Direction:
Write out the whole of the material exactly.

• • •

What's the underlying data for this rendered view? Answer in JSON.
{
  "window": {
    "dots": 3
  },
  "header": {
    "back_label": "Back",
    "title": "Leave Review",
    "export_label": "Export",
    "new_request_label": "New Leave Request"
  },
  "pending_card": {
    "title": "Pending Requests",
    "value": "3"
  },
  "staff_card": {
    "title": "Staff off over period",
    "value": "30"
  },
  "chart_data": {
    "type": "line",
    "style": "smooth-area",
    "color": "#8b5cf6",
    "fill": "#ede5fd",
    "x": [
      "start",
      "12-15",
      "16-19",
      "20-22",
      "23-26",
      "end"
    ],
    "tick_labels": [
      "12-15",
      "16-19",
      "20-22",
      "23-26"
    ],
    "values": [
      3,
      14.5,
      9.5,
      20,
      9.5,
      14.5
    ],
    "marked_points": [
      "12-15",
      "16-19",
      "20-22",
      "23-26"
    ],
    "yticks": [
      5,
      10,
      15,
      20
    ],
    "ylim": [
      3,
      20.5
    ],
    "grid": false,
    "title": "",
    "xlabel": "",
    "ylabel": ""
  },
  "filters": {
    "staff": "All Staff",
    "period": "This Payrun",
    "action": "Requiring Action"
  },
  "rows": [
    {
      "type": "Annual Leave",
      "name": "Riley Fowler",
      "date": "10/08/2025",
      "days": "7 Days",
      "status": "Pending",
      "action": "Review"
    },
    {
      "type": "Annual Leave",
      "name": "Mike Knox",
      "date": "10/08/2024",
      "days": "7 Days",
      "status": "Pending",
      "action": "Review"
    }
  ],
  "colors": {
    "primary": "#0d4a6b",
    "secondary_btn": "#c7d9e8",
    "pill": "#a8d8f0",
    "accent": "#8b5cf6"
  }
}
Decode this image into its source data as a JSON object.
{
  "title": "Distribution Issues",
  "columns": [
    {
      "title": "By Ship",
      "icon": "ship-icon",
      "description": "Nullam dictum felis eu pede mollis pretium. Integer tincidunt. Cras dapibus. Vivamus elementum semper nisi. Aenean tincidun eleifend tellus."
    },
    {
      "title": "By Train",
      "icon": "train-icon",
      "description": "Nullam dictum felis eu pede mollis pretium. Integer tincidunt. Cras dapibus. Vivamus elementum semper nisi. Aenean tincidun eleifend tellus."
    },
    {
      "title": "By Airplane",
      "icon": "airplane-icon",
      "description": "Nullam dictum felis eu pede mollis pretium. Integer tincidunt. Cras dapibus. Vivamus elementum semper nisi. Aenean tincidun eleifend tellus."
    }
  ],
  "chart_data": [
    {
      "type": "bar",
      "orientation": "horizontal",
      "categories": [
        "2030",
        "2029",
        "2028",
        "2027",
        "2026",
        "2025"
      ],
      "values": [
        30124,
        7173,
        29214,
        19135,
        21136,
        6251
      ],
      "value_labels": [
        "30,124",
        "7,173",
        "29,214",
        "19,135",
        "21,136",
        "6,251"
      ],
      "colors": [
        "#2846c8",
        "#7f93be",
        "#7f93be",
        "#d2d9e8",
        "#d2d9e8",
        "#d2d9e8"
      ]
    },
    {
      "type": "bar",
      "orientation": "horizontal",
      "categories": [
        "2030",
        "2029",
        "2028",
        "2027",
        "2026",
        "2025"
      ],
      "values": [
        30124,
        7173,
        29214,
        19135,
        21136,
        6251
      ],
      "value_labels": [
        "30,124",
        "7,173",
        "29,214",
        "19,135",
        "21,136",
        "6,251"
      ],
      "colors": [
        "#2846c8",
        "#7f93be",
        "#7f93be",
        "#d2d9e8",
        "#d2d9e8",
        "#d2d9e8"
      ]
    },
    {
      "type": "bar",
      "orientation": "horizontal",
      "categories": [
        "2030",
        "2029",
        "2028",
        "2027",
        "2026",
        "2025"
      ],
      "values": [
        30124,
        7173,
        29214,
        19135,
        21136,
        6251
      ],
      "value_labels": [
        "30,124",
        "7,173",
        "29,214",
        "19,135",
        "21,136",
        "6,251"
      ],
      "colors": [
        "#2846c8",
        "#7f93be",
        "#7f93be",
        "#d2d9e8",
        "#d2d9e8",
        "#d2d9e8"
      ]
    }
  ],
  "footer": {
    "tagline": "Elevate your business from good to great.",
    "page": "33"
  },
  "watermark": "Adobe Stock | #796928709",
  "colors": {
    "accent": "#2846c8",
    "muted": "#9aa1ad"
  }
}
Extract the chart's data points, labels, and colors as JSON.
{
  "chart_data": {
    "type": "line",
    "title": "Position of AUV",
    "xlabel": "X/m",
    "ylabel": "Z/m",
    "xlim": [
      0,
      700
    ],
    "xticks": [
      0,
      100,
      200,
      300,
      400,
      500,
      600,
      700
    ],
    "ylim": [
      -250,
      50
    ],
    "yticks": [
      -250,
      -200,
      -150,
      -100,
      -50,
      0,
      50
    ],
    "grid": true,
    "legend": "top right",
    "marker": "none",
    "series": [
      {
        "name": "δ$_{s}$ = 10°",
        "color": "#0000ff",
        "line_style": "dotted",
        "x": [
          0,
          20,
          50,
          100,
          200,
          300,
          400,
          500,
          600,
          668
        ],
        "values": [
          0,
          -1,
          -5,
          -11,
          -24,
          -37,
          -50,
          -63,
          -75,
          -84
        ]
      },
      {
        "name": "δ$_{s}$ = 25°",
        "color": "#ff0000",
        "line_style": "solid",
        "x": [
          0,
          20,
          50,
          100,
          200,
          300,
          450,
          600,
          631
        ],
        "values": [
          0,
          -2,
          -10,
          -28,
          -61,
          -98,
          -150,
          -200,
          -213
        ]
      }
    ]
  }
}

• • •

Answer for the task:
What's the underlying data for this rendered view? Answer in JSON.
{
  "window": {
    "dots": 3
  },
  "header": {
    "back_label": "Back",
    "title": "Leave Review",
    "export_label": "Export",
    "new_request_label": "New Leave Request"
  },
  "pending_card": {
    "title": "Pending Requests",
    "value": "3"
  },
  "staff_card": {
    "title": "Staff off over period",
    "value": "30"
  },
  "chart_data": {
    "type": "line",
    "style": "smooth-area",
    "color": "#8b5cf6",
    "fill": "#ede5fd",
    "x": [
      "start",
      "12-15",
      "16-19",
      "20-22",
      "23-26",
      "end"
    ],
    "tick_labels": [
      "12-15",
      "16-19",
      "20-22",
      "23-26"
    ],
    "values": [
      3,
      14.5,
      9.5,
      20,
      9.5,
      14.5
    ],
    "marked_points": [
      "12-15",
      "16-19",
      "20-22",
      "23-26"
    ],
    "yticks": [
      5,
      10,
      15,
      20
    ],
    "ylim": [
      3,
      20.5
    ],
    "grid": false,
    "title": "",
    "xlabel": "",
    "ylabel": ""
  },
  "filters": {
    "staff": "All Staff",
    "period": "This Payrun",
    "action": "Requiring Action"
  },
  "rows": [
    {
      "type": "Annual Leave",
      "name": "Riley Fowler",
      "date": "10/08/2025",
      "days": "7 Days",
      "status": "Pending",
      "action": "Review"
    },
    {
      "type": "Annual Leave",
      "name": "Mike Knox",
      "date": "10/08/2024",
      "days": "7 Days",
      "status": "Pending",
      "action": "Review"
    }
  ],
  "colors": {
    "primary": "#0d4a6b",
    "secondary_btn": "#c7d9e8",
    "pill": "#a8d8f0",
    "accent": "#8b5cf6"
  }
}
Decode this image into its source data as a JSON object.
{
  "title": "Distribution Issues",
  "columns": [
    {
      "title": "By Ship",
      "icon": "ship-icon",
      "description": "Nullam dictum felis eu pede mollis pretium. Integer tincidunt. Cras dapibus. Vivamus elementum semper nisi. Aenean tincidun eleifend tellus."
    },
    {
      "title": "By Train",
      "icon": "train-icon",
      "description": "Nullam dictum felis eu pede mollis pretium. Integer tincidunt. Cras dapibus. Vivamus elementum semper nisi. Aenean tincidun eleifend tellus."
    },
    {
      "title": "By Airplane",
      "icon": "airplane-icon",
      "description": "Nullam dictum felis eu pede mollis pretium. Integer tincidunt. Cras dapibus. Vivamus elementum semper nisi. Aenean tincidun eleifend tellus."
    }
  ],
  "chart_data": [
    {
      "type": "bar",
      "orientation": "horizontal",
      "categories": [
        "2030",
        "2029",
        "2028",
        "2027",
        "2026",
        "2025"
      ],
      "values": [
        30124,
        7173,
        29214,
        19135,
        21136,
        6251
      ],
      "value_labels": [
        "30,124",
        "7,173",
        "29,214",
        "19,135",
        "21,136",
        "6,251"
      ],
      "colors": [
        "#2846c8",
        "#7f93be",
        "#7f93be",
        "#d2d9e8",
        "#d2d9e8",
        "#d2d9e8"
      ]
    },
    {
      "type": "bar",
      "orientation": "horizontal",
      "categories": [
        "2030",
        "2029",
        "2028",
        "2027",
        "2026",
        "2025"
      ],
      "values": [
        30124,
        7173,
        29214,
        19135,
        21136,
        6251
      ],
      "value_labels": [
        "30,124",
        "7,173",
        "29,214",
        "19,135",
        "21,136",
        "6,251"
      ],
      "colors": [
        "#2846c8",
        "#7f93be",
        "#7f93be",
        "#d2d9e8",
        "#d2d9e8",
        "#d2d9e8"
      ]
    },
    {
      "type": "bar",
      "orientation": "horizontal",
      "categories": [
        "2030",
        "2029",
        "2028",
        "2027",
        "2026",
        "2025"
      ],
      "values": [
        30124,
        7173,
        29214,
        19135,
        21136,
        6251
      ],
      "value_labels": [
        "30,124",
        "7,173",
        "29,214",
        "19,135",
        "21,136",
        "6,251"
      ],
      "colors": [
        "#2846c8",
        "#7f93be",
        "#7f93be",
        "#d2d9e8",
        "#d2d9e8",
        "#d2d9e8"
      ]
    }
  ],
  "footer": {
    "tagline": "Elevate your business from good to great.",
    "page": "33"
  },
  "watermark": "Adobe Stock | #796928709",
  "colors": {
    "accent": "#2846c8",
    "muted": "#9aa1ad"
  }
}
Extract the chart's data points, labels, and colors as JSON.
{
  "chart_data": {
    "type": "line",
    "title": "Position of AUV",
    "xlabel": "X/m",
    "ylabel": "Z/m",
    "xlim": [
      0,
      700
    ],
    "xticks": [
      0,
      100,
      200,
      300,
      400,
      500,
      600,
      700
    ],
    "ylim": [
      -250,
      50
    ],
    "yticks": [
      -250,
      -200,
      -150,
      -100,
      -50,
      0,
      50
    ],
    "grid": true,
    "legend": "top right",
    "marker": "none",
    "series": [
      {
        "name": "δ$_{s}$ = 10°",
        "color": "#0000ff",
        "line_style": "dotted",
        "x": [
          0,
          20,
          50,
          100,
          200,
          300,
          400,
          500,
          600,
          668
        ],
        "values": [
          0,
          -1,
          -5,
          -11,
          -24,
          -37,
          -50,
          -63,
          -75,
          -84
        ]
      },
      {
        "name": "δ$_{s}$ = 25°",
        "color": "#ff0000",
        "line_style": "solid",
        "x": [
          0,
          20,
          50,
          100,
          200,
          300,
          450,
          600,
          631
        ],
        "values": [
          0,
          -2,
          -10,
          -28,
          -61,
          -98,
          -150,
          -200,
          -213
        ]
      }
    ]
  }
}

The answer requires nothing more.